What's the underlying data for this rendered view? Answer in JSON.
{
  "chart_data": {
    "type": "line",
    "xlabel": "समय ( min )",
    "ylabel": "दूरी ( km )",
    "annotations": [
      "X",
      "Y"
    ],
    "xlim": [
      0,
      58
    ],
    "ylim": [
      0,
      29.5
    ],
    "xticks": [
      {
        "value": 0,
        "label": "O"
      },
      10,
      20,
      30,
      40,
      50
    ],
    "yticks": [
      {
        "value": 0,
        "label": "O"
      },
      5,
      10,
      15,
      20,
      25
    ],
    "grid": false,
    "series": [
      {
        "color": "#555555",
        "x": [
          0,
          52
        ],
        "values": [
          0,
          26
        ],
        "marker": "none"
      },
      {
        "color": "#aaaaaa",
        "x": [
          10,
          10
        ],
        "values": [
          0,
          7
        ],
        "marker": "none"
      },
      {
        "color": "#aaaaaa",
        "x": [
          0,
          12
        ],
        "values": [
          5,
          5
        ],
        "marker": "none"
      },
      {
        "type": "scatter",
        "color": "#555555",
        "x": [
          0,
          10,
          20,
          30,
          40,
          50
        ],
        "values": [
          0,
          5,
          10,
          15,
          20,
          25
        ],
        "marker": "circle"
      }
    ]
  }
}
+ + + + +
[WHAT YOU ARE ASKED TO DO] Write out every entry exactly as given.

[TASK RESULT]
What's the underlying data for this rendered view? Answer in JSON.
{
  "chart_data": {
    "type": "line",
    "xlabel": "समय ( min )",
    "ylabel": "दूरी ( km )",
    "annotations": [
      "X",
      "Y"
    ],
    "xlim": [
      0,
      58
    ],
    "ylim": [
      0,
      29.5
    ],
    "xticks": [
      {
        "value": 0,
        "label": "O"
      },
      10,
      20,
      30,
      40,
      50
    ],
    "yticks": [
      {
        "value": 0,
        "label": "O"
      },
      5,
      10,
      15,
      20,
      25
    ],
    "grid": false,
    "series": [
      {
        "color": "#555555",
        "x": [
          0,
          52
        ],
        "values": [
          0,
          26
        ],
        "marker": "none"
      },
      {
        "color": "#aaaaaa",
        "x": [
          10,
          10
        ],
        "values": [
          0,
          7
        ],
        "marker": "none"
      },
      {
        "color": "#aaaaaa",
        "x": [
          0,
          12
        ],
        "values": [
          5,
          5
        ],
        "marker": "none"
      },
      {
        "type": "scatter",
        "color": "#555555",
        "x": [
          0,
          10,
          20,
          30,
          40,
          50
        ],
        "values": [
          0,
          5,
          10,
          15,
          20,
          25
        ],
        "marker": "circle"
      }
    ]
  }
}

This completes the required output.